Go through the listing and return every line with "label" in it.

§ ENTRIES SUPPLIED:
***
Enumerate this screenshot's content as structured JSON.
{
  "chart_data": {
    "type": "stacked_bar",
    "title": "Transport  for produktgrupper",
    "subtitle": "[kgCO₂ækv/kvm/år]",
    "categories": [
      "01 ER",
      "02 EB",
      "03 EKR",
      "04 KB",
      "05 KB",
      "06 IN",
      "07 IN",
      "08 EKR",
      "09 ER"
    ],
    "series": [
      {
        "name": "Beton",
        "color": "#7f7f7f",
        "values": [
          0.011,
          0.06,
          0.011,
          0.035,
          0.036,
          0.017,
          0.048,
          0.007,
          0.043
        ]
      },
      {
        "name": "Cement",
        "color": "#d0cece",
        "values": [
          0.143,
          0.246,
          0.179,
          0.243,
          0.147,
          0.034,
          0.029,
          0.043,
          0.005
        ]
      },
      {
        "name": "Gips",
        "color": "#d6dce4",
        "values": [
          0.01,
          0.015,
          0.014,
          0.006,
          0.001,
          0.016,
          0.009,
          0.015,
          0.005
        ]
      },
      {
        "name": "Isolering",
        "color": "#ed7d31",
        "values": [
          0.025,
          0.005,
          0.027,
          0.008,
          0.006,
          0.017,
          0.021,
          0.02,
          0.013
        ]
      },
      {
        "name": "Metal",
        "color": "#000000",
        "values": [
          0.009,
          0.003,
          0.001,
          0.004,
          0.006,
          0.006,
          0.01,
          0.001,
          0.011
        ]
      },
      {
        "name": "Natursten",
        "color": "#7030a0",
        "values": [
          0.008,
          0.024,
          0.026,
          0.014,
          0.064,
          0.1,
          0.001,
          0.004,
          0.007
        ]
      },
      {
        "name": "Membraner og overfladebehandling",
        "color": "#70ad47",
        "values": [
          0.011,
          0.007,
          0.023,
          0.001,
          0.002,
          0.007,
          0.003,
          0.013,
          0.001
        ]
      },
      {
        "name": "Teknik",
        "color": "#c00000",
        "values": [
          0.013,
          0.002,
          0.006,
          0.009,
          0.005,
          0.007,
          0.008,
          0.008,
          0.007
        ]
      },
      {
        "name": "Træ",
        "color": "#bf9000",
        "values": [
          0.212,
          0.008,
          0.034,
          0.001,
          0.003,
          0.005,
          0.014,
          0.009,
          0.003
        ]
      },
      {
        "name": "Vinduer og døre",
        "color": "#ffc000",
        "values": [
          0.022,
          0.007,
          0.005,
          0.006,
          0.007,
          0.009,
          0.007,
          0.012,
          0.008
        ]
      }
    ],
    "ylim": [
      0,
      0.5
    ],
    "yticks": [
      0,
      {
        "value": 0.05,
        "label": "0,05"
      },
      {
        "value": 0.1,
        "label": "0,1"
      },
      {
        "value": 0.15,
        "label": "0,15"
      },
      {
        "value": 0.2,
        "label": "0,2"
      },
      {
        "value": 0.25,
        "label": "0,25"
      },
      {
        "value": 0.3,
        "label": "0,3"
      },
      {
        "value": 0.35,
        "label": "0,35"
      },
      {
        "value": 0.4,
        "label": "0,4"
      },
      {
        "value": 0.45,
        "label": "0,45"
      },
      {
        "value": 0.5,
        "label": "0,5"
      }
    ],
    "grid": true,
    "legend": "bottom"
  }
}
***
§ ANSWER:
        "label": "0,05"
        "label": "0,1"
        "label": "0,15"
        "label": "0,2"
        "label": "0,25"
        "label": "0,3"
        "label": "0,35"
        "label": "0,4"
        "label": "0,45"
        "label": "0,5"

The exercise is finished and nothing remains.